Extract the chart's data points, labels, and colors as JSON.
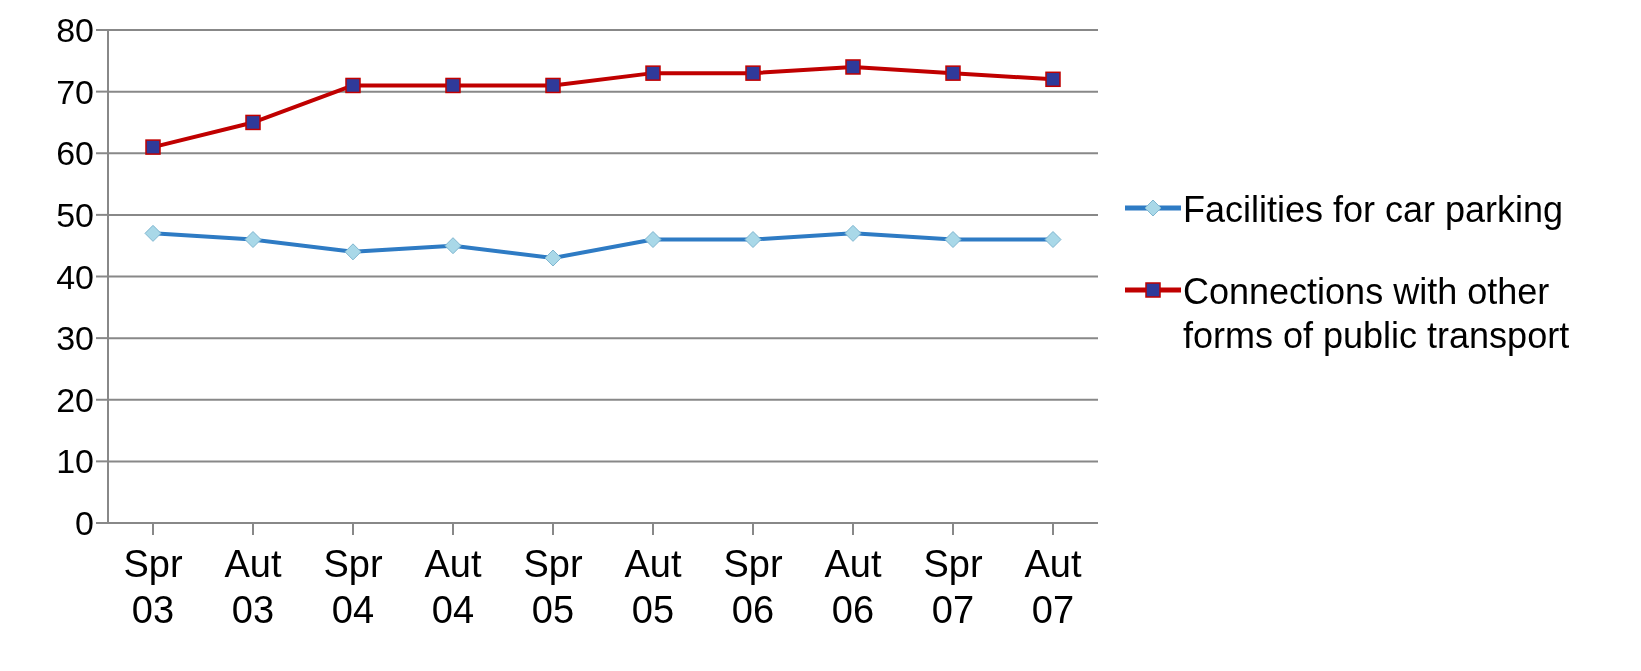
{
  "chart_data": {
    "type": "line",
    "categories": [
      "Spr 03",
      "Aut 03",
      "Spr 04",
      "Aut 04",
      "Spr 05",
      "Aut 05",
      "Spr 06",
      "Aut 06",
      "Spr 07",
      "Aut 07"
    ],
    "series": [
      {
        "name": "Facilities for car parking",
        "color": "#2e7bc4",
        "marker": "diamond",
        "values": [
          47,
          46,
          44,
          45,
          43,
          46,
          46,
          47,
          46,
          46
        ]
      },
      {
        "name": "Connections with other forms of public transport",
        "color": "#c00000",
        "marker": "square",
        "values": [
          61,
          65,
          71,
          71,
          71,
          73,
          73,
          74,
          73,
          72
        ]
      }
    ],
    "ylim": [
      0,
      80
    ],
    "yticks": [
      0,
      10,
      20,
      30,
      40,
      50,
      60,
      70,
      80
    ],
    "grid": "y",
    "legend": "right"
  }
}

# # # #

▶ DIRECTION
Without including any pictures, reproduce the listing exactly.

▶ TASK ANSWER
Extract the chart's data points, labels, and colors as JSON.
{
  "chart_data": {
    "type": "line",
    "categories": [
      "Spr 03",
      "Aut 03",
      "Spr 04",
      "Aut 04",
      "Spr 05",
      "Aut 05",
      "Spr 06",
      "Aut 06",
      "Spr 07",
      "Aut 07"
    ],
    "series": [
      {
        "name": "Facilities for car parking",
        "color": "#2e7bc4",
        "marker": "diamond",
        "values": [
          47,
          46,
          44,
          45,
          43,
          46,
          46,
          47,
          46,
          46
        ]
      },
      {
        "name": "Connections with other forms of public transport",
        "color": "#c00000",
        "marker": "square",
        "values": [
          61,
          65,
          71,
          71,
          71,
          73,
          73,
          74,
          73,
          72
        ]
      }
    ],
    "ylim": [
      0,
      80
    ],
    "yticks": [
      0,
      10,
      20,
      30,
      40,
      50,
      60,
      70,
      80
    ],
    "grid": "y",
    "legend": "right"
  }
}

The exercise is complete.